Data lines →
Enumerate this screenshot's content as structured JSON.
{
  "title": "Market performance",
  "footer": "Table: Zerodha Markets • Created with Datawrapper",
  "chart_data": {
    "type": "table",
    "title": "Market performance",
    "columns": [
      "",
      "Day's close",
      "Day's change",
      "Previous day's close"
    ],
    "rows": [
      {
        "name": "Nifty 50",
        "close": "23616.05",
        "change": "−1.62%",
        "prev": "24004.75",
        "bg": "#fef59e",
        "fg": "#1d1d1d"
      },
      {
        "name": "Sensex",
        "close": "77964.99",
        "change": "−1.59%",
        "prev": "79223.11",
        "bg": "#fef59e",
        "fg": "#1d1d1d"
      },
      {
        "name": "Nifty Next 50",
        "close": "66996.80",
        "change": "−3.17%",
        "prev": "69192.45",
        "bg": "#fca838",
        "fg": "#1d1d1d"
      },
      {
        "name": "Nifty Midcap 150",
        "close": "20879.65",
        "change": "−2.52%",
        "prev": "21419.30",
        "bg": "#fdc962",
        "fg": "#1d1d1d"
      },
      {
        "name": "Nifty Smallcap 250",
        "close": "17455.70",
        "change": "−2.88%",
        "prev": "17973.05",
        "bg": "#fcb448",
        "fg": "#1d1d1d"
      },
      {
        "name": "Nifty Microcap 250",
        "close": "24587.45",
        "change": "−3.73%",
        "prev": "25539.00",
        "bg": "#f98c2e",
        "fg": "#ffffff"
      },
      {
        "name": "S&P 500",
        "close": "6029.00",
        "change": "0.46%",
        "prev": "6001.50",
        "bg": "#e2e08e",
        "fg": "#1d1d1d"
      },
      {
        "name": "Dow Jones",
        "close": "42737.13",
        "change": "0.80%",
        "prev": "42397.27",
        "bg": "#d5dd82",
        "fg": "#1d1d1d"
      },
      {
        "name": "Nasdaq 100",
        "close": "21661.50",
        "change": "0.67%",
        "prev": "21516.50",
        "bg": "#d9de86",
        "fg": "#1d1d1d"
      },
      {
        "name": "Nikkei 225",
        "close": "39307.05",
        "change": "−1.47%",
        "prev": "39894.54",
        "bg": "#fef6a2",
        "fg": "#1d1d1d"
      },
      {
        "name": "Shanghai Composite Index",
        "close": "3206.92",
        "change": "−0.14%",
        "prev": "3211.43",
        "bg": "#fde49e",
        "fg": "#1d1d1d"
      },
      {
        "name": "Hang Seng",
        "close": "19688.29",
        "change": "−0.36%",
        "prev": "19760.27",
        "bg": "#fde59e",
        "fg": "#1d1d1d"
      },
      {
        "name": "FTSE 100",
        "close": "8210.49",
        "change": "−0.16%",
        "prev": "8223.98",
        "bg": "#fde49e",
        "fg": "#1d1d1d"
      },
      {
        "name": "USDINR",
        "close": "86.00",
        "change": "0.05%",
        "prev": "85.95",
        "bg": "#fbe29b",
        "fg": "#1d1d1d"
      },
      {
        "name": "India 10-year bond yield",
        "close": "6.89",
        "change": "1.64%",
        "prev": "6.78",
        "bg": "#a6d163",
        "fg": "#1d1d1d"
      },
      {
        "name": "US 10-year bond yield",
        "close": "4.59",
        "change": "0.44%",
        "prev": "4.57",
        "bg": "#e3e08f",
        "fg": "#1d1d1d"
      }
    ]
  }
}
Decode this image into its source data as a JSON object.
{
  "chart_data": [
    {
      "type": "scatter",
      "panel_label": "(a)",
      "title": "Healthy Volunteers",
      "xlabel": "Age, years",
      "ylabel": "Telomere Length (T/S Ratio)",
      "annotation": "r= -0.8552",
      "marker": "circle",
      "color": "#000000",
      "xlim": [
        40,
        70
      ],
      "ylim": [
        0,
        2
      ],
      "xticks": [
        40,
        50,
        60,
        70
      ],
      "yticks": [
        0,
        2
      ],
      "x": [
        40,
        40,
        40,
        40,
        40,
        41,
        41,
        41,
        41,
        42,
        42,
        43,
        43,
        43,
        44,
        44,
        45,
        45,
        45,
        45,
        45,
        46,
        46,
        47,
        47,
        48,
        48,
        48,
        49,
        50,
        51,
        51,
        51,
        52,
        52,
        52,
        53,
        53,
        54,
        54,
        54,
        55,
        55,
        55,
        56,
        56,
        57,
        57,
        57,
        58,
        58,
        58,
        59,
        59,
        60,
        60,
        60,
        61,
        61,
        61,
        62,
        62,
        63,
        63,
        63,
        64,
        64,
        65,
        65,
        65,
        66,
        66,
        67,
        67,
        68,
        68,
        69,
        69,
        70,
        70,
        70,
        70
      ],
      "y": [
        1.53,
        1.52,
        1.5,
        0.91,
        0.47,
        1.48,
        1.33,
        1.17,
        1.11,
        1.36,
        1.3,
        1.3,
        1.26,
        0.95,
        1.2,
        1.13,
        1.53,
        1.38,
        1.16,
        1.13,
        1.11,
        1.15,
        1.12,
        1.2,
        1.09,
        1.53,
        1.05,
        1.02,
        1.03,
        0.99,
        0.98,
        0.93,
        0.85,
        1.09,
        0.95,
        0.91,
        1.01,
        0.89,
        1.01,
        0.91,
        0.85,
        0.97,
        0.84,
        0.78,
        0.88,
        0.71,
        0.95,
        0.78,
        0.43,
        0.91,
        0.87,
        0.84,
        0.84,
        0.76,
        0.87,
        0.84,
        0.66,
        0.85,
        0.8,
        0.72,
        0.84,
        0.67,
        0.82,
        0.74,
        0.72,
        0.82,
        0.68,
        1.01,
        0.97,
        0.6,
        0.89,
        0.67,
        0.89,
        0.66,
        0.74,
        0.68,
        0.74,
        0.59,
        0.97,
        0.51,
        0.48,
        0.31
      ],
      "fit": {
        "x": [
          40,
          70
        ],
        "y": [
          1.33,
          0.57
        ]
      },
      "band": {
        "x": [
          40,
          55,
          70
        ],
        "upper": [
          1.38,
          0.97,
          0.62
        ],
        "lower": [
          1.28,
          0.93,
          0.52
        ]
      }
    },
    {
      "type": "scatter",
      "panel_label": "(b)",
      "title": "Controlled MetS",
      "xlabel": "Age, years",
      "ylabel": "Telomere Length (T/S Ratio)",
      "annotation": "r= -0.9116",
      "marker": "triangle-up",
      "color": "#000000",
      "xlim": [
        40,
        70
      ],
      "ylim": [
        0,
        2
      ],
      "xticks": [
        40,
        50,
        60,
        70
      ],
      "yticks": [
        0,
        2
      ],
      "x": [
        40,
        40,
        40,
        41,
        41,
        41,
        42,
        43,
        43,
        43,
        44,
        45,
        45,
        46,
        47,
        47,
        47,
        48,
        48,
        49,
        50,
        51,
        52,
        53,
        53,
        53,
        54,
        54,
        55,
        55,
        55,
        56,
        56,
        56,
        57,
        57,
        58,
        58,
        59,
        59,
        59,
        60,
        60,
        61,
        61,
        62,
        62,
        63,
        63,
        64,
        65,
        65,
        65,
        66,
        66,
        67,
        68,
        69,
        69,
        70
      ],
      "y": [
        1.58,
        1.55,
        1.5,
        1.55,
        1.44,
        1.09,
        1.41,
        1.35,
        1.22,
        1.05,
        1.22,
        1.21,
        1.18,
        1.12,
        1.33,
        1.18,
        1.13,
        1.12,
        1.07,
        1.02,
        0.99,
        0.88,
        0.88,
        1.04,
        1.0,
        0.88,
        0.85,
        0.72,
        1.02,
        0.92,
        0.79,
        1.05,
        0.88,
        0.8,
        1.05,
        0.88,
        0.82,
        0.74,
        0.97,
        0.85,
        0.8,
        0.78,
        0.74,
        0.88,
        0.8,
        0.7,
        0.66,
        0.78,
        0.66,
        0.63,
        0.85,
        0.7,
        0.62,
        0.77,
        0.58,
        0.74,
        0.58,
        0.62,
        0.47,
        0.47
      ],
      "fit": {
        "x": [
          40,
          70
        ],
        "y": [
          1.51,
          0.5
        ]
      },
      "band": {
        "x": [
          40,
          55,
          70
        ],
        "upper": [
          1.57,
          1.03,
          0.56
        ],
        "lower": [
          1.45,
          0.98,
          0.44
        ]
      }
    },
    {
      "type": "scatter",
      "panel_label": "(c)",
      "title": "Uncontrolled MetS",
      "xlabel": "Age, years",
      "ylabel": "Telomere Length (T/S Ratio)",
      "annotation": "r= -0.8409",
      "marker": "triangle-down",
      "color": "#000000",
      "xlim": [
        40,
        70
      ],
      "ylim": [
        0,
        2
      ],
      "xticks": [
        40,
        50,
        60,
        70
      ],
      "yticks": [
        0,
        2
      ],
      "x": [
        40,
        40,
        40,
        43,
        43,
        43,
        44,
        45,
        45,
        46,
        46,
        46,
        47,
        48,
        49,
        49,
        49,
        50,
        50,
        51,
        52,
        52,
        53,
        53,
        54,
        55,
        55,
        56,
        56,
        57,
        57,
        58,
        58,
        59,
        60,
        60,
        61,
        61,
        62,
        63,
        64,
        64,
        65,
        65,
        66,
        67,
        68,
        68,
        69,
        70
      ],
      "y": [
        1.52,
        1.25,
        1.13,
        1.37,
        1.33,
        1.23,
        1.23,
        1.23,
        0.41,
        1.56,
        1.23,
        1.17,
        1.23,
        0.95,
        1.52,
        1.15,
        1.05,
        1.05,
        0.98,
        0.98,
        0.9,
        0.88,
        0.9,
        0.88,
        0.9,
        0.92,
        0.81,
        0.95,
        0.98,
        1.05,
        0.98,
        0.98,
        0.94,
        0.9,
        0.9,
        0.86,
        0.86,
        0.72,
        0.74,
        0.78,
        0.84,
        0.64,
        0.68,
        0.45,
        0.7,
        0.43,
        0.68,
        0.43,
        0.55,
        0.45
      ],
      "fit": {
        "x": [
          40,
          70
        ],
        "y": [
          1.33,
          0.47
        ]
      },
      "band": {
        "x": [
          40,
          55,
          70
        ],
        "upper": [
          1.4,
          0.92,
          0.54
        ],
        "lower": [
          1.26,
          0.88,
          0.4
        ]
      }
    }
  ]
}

Stated task →
Among the entries above, identify all lines with "triangle" and copy them.

Reply →
      "marker": "triangle-up",
      "marker": "triangle-down",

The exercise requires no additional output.